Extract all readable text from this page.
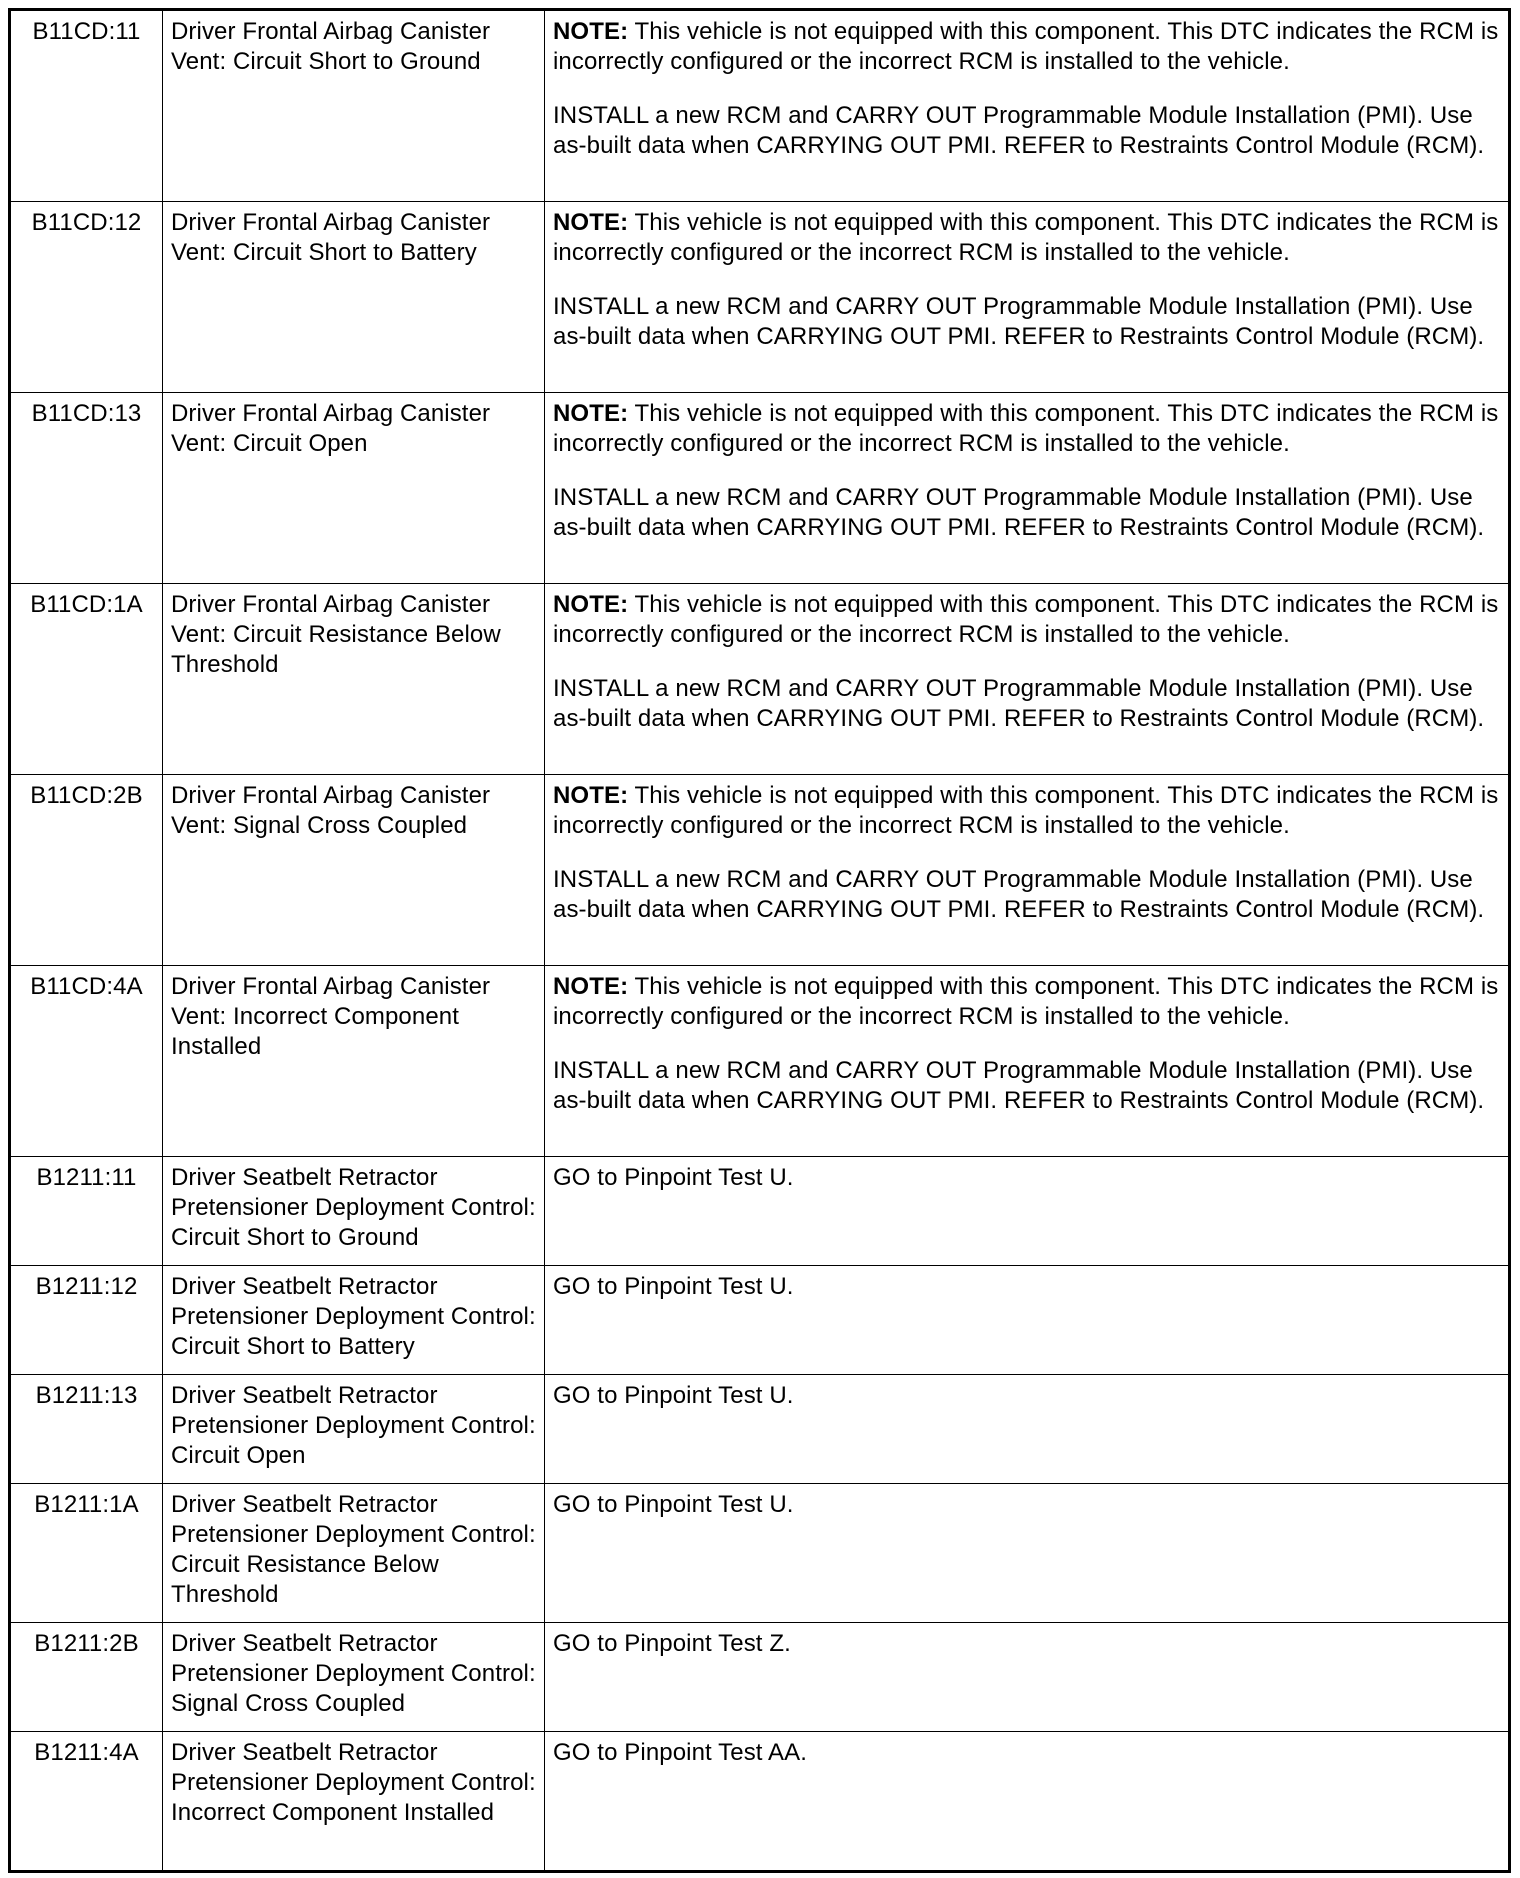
B11CD:11	Driver Frontal Airbag Canister Vent: Circuit Short to Ground	NOTE: This vehicle is not equipped with this component. This DTC indicates the RCM is incorrectly configured or the incorrect RCM is installed to the vehicle.

INSTALL a new RCM and CARRY OUT Programmable Module Installation (PMI). Use as-built data when CARRYING OUT PMI. REFER to Restraints Control Module (RCM).

B11CD:12	Driver Frontal Airbag Canister Vent: Circuit Short to Battery	NOTE: This vehicle is not equipped with this component. This DTC indicates the RCM is incorrectly configured or the incorrect RCM is installed to the vehicle.

INSTALL a new RCM and CARRY OUT Programmable Module Installation (PMI). Use as-built data when CARRYING OUT PMI. REFER to Restraints Control Module (RCM).

B11CD:13	Driver Frontal Airbag Canister Vent: Circuit Open	NOTE: This vehicle is not equipped with this component. This DTC indicates the RCM is incorrectly configured or the incorrect RCM is installed to the vehicle.

INSTALL a new RCM and CARRY OUT Programmable Module Installation (PMI). Use as-built data when CARRYING OUT PMI. REFER to Restraints Control Module (RCM).

B11CD:1A	Driver Frontal Airbag Canister Vent: Circuit Resistance Below Threshold	NOTE: This vehicle is not equipped with this component. This DTC indicates the RCM is incorrectly configured or the incorrect RCM is installed to the vehicle.

INSTALL a new RCM and CARRY OUT Programmable Module Installation (PMI). Use as-built data when CARRYING OUT PMI. REFER to Restraints Control Module (RCM).

B11CD:2B	Driver Frontal Airbag Canister Vent: Signal Cross Coupled	NOTE: This vehicle is not equipped with this component. This DTC indicates the RCM is incorrectly configured or the incorrect RCM is installed to the vehicle.

INSTALL a new RCM and CARRY OUT Programmable Module Installation (PMI). Use as-built data when CARRYING OUT PMI. REFER to Restraints Control Module (RCM).

B11CD:4A	Driver Frontal Airbag Canister Vent: Incorrect Component Installed	NOTE: This vehicle is not equipped with this component. This DTC indicates the RCM is incorrectly configured or the incorrect RCM is installed to the vehicle.

INSTALL a new RCM and CARRY OUT Programmable Module Installation (PMI). Use as-built data when CARRYING OUT PMI. REFER to Restraints Control Module (RCM).

B1211:11	Driver Seatbelt Retractor Pretensioner Deployment Control: Circuit Short to Ground	GO to Pinpoint Test U.
B1211:12	Driver Seatbelt Retractor Pretensioner Deployment Control: Circuit Short to Battery	GO to Pinpoint Test U.
B1211:13	Driver Seatbelt Retractor Pretensioner Deployment Control: Circuit Open	GO to Pinpoint Test U.
B1211:1A	Driver Seatbelt Retractor Pretensioner Deployment Control: Circuit Resistance Below Threshold	GO to Pinpoint Test U.
B1211:2B	Driver Seatbelt Retractor Pretensioner Deployment Control: Signal Cross Coupled	GO to Pinpoint Test Z.
B1211:4A	Driver Seatbelt Retractor Pretensioner Deployment Control: Incorrect Component Installed	GO to Pinpoint Test AA.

• The exercise: From start to finish, output the listing exactly, but omit its pictures.

• Worked solution:
Extract all readable text from this page.
B11CD:11	Driver Frontal Airbag Canister Vent: Circuit Short to Ground	NOTE: This vehicle is not equipped with this component. This DTC indicates the RCM is incorrectly configured or the incorrect RCM is installed to the vehicle.

INSTALL a new RCM and CARRY OUT Programmable Module Installation (PMI). Use as-built data when CARRYING OUT PMI. REFER to Restraints Control Module (RCM).

B11CD:12	Driver Frontal Airbag Canister Vent: Circuit Short to Battery	NOTE: This vehicle is not equipped with this component. This DTC indicates the RCM is incorrectly configured or the incorrect RCM is installed to the vehicle.

INSTALL a new RCM and CARRY OUT Programmable Module Installation (PMI). Use as-built data when CARRYING OUT PMI. REFER to Restraints Control Module (RCM).

B11CD:13	Driver Frontal Airbag Canister Vent: Circuit Open	NOTE: This vehicle is not equipped with this component. This DTC indicates the RCM is incorrectly configured or the incorrect RCM is installed to the vehicle.

INSTALL a new RCM and CARRY OUT Programmable Module Installation (PMI). Use as-built data when CARRYING OUT PMI. REFER to Restraints Control Module (RCM).

B11CD:1A	Driver Frontal Airbag Canister Vent: Circuit Resistance Below Threshold	NOTE: This vehicle is not equipped with this component. This DTC indicates the RCM is incorrectly configured or the incorrect RCM is installed to the vehicle.

INSTALL a new RCM and CARRY OUT Programmable Module Installation (PMI). Use as-built data when CARRYING OUT PMI. REFER to Restraints Control Module (RCM).

B11CD:2B	Driver Frontal Airbag Canister Vent: Signal Cross Coupled	NOTE: This vehicle is not equipped with this component. This DTC indicates the RCM is incorrectly configured or the incorrect RCM is installed to the vehicle.

INSTALL a new RCM and CARRY OUT Programmable Module Installation (PMI). Use as-built data when CARRYING OUT PMI. REFER to Restraints Control Module (RCM).

B11CD:4A	Driver Frontal Airbag Canister Vent: Incorrect Component Installed	NOTE: This vehicle is not equipped with this component. This DTC indicates the RCM is incorrectly configured or the incorrect RCM is installed to the vehicle.

INSTALL a new RCM and CARRY OUT Programmable Module Installation (PMI). Use as-built data when CARRYING OUT PMI. REFER to Restraints Control Module (RCM).

B1211:11	Driver Seatbelt Retractor Pretensioner Deployment Control: Circuit Short to Ground	GO to Pinpoint Test U.
B1211:12	Driver Seatbelt Retractor Pretensioner Deployment Control: Circuit Short to Battery	GO to Pinpoint Test U.
B1211:13	Driver Seatbelt Retractor Pretensioner Deployment Control: Circuit Open	GO to Pinpoint Test U.
B1211:1A	Driver Seatbelt Retractor Pretensioner Deployment Control: Circuit Resistance Below Threshold	GO to Pinpoint Test U.
B1211:2B	Driver Seatbelt Retractor Pretensioner Deployment Control: Signal Cross Coupled	GO to Pinpoint Test Z.
B1211:4A	Driver Seatbelt Retractor Pretensioner Deployment Control: Incorrect Component Installed	GO to Pinpoint Test AA.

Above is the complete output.